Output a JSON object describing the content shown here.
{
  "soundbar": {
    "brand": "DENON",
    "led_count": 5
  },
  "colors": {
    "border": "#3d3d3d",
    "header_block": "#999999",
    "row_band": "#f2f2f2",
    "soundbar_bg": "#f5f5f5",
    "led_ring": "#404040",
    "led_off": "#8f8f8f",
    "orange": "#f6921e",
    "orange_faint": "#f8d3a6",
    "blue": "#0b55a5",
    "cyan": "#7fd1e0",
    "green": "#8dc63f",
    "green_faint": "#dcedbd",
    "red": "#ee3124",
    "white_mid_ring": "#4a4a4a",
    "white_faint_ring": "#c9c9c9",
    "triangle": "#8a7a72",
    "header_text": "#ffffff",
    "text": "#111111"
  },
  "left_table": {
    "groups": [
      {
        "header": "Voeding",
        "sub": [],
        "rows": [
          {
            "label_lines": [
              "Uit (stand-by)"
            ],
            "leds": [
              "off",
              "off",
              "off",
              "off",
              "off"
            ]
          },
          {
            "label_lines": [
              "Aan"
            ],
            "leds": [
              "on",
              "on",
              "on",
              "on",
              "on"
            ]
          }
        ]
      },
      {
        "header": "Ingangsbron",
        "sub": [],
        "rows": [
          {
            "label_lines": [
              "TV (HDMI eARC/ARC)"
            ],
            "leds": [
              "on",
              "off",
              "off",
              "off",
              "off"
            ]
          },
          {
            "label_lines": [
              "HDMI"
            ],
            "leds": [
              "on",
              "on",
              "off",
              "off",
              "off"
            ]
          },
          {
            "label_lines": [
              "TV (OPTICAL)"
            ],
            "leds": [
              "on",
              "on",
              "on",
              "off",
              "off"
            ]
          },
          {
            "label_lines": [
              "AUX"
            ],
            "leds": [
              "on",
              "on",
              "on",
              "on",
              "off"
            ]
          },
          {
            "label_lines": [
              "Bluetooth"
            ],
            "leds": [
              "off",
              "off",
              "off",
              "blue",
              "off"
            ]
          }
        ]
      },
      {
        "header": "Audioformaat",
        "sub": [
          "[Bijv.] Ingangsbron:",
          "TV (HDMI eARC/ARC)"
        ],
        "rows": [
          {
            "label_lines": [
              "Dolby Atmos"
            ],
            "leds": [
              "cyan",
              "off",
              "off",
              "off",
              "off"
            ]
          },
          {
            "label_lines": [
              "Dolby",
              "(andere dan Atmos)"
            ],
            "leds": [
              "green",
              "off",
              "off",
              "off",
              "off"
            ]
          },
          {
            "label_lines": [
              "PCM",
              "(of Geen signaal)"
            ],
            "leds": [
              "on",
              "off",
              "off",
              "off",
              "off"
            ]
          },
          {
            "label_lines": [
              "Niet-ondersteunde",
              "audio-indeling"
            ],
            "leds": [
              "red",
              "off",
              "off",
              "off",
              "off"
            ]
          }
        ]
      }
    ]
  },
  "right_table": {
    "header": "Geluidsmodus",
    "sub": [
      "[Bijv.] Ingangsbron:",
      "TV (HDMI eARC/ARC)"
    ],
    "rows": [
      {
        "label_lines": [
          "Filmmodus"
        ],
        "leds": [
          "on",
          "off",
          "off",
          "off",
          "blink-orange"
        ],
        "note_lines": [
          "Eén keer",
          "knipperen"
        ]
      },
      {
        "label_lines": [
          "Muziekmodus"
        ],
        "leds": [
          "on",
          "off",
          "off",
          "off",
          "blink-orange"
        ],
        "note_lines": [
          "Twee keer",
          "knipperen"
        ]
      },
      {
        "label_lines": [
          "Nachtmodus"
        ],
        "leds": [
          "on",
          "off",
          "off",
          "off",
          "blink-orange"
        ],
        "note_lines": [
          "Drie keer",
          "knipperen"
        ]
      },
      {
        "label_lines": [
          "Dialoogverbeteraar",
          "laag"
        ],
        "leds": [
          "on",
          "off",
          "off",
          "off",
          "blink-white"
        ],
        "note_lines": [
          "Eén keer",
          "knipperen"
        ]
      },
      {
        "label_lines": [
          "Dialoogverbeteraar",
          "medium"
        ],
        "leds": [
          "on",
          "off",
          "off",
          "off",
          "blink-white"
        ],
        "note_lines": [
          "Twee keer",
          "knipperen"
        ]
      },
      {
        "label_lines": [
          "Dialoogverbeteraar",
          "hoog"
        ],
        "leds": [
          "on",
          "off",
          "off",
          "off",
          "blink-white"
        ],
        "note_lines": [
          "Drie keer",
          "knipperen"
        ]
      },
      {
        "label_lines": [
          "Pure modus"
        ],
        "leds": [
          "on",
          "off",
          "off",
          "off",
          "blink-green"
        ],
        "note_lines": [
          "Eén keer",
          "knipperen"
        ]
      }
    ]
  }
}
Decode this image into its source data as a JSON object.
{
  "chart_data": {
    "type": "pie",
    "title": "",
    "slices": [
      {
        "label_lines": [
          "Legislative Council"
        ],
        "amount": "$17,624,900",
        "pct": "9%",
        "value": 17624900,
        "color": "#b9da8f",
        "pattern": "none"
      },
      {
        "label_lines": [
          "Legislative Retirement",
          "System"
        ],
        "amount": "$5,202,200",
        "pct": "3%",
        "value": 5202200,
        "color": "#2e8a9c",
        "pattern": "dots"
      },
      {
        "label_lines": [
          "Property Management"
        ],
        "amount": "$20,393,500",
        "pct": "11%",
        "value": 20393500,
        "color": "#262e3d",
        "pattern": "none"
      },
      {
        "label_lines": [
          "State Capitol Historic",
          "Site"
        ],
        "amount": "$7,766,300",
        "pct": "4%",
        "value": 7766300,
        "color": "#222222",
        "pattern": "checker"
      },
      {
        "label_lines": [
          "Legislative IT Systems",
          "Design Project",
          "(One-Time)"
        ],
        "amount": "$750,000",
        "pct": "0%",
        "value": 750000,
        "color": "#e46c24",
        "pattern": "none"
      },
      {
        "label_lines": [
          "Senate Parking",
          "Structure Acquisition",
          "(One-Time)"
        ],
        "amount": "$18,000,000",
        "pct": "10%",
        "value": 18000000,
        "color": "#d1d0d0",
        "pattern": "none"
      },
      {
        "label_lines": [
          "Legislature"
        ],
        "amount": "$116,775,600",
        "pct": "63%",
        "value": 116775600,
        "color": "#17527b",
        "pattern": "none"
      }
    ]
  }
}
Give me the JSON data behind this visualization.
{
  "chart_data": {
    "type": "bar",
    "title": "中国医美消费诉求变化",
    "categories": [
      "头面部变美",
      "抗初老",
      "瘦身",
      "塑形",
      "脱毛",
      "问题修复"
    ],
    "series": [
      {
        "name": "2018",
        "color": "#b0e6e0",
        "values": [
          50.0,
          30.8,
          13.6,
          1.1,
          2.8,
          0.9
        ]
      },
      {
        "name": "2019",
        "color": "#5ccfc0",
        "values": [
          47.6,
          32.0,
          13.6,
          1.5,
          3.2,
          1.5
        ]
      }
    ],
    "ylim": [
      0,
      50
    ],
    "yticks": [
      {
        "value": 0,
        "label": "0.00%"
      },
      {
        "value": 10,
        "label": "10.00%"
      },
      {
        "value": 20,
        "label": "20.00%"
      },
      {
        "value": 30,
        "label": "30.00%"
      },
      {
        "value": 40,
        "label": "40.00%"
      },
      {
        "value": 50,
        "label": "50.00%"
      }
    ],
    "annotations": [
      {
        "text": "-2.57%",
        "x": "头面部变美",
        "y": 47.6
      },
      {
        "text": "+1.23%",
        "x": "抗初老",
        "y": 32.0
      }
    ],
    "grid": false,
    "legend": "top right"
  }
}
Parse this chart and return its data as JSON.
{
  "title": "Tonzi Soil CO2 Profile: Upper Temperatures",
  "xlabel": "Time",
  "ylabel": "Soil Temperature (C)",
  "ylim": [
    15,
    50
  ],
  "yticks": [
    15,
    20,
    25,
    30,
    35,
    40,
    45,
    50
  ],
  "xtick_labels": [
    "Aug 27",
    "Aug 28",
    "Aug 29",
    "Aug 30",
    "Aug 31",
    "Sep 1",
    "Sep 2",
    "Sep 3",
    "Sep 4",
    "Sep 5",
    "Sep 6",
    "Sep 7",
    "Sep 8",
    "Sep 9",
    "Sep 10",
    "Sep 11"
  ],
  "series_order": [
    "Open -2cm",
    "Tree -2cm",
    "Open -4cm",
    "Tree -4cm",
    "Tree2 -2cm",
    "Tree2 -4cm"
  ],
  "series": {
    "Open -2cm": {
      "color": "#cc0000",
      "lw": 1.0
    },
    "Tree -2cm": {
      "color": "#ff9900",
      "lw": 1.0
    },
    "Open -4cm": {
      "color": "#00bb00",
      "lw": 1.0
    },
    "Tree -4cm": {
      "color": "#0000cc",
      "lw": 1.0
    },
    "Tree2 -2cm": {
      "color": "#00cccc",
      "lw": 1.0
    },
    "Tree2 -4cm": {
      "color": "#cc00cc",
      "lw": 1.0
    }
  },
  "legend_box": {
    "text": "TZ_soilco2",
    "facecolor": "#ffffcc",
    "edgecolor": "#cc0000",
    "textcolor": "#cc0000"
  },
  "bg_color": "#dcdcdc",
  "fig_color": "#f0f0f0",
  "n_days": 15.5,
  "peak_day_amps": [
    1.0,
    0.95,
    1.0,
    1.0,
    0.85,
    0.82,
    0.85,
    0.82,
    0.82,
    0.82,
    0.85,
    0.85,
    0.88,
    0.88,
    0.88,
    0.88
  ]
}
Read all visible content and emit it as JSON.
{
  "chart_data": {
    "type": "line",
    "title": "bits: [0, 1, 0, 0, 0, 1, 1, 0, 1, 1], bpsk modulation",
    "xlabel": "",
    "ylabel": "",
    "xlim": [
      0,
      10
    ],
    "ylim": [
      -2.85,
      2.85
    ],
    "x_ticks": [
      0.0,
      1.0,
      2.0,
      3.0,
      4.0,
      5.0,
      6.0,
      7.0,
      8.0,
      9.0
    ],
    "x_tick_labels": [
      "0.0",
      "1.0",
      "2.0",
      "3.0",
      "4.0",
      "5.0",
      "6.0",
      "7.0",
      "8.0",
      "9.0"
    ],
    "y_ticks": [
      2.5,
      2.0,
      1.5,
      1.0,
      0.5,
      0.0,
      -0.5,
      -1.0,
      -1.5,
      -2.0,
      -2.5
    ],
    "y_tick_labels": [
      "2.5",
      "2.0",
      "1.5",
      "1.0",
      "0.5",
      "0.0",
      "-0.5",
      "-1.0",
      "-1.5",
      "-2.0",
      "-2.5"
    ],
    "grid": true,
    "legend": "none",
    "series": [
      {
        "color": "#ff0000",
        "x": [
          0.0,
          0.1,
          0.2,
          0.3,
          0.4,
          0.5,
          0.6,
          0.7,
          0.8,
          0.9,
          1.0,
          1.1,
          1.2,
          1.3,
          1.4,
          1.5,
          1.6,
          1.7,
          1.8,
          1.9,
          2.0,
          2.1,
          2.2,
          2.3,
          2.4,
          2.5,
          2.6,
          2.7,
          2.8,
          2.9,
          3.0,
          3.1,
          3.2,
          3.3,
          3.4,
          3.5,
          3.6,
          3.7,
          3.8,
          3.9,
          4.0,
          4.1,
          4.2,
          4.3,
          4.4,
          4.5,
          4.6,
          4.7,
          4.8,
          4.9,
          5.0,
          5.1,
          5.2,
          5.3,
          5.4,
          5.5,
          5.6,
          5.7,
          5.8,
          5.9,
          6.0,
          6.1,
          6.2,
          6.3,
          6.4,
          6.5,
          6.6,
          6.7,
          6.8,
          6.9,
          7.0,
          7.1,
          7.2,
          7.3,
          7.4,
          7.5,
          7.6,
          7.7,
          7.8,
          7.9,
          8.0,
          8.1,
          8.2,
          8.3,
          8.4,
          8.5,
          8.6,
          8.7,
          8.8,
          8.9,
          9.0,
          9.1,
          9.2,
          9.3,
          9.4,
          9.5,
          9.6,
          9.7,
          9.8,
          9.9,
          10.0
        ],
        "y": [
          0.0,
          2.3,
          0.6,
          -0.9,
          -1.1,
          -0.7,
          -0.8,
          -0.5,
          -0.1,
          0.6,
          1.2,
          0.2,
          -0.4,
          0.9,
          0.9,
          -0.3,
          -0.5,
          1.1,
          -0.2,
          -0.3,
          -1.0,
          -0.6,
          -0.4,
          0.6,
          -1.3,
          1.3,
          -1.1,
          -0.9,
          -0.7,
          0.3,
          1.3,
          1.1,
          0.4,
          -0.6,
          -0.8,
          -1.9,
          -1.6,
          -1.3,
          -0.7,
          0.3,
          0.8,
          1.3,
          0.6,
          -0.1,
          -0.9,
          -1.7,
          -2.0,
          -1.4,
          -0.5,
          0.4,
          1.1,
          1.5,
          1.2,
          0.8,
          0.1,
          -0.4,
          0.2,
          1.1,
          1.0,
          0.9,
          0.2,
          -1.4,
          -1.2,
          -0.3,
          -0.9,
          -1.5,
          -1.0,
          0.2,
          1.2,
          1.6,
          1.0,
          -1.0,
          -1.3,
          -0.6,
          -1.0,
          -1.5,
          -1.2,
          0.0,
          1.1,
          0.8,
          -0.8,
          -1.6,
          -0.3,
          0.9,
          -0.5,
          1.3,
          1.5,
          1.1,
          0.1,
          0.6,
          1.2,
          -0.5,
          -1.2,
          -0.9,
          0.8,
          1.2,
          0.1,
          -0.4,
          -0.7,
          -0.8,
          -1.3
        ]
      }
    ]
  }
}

PROMPT ▸ Copy out every line from the records that has the word "eARC".

ANSWER TO THIS EXERCISE ▸
              "TV (HDMI eARC/ARC)"
          "TV (HDMI eARC/ARC)"
      "TV (HDMI eARC/ARC)"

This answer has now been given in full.